(Stored data entries)

<<<<

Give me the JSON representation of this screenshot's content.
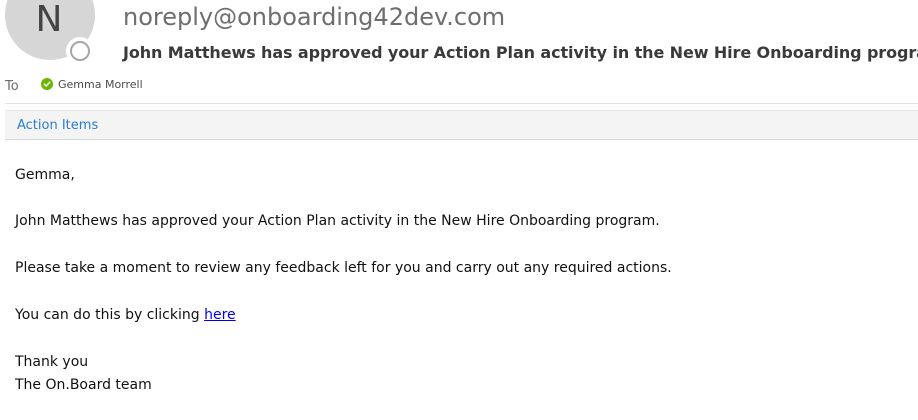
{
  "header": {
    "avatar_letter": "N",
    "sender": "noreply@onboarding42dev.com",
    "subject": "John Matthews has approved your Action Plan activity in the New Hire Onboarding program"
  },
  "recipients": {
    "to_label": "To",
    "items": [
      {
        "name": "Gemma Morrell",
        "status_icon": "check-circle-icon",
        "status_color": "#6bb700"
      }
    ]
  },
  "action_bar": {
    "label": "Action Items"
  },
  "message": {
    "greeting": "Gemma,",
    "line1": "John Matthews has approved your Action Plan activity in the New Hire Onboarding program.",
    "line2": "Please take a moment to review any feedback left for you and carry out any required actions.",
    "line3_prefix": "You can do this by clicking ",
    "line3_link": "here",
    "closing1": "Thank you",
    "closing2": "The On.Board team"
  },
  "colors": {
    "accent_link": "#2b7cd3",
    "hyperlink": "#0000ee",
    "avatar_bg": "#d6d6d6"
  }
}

>>>>

• [Exercise] Retype all entries exactly as they appear, dropping the images.

• [Response to the task]
Give me the JSON representation of this screenshot's content.
{
  "header": {
    "avatar_letter": "N",
    "sender": "noreply@onboarding42dev.com",
    "subject": "John Matthews has approved your Action Plan activity in the New Hire Onboarding program"
  },
  "recipients": {
    "to_label": "To",
    "items": [
      {
        "name": "Gemma Morrell",
        "status_icon": "check-circle-icon",
        "status_color": "#6bb700"
      }
    ]
  },
  "action_bar": {
    "label": "Action Items"
  },
  "message": {
    "greeting": "Gemma,",
    "line1": "John Matthews has approved your Action Plan activity in the New Hire Onboarding program.",
    "line2": "Please take a moment to review any feedback left for you and carry out any required actions.",
    "line3_prefix": "You can do this by clicking ",
    "line3_link": "here",
    "closing1": "Thank you",
    "closing2": "The On.Board team"
  },
  "colors": {
    "accent_link": "#2b7cd3",
    "hyperlink": "#0000ee",
    "avatar_bg": "#d6d6d6"
  }
}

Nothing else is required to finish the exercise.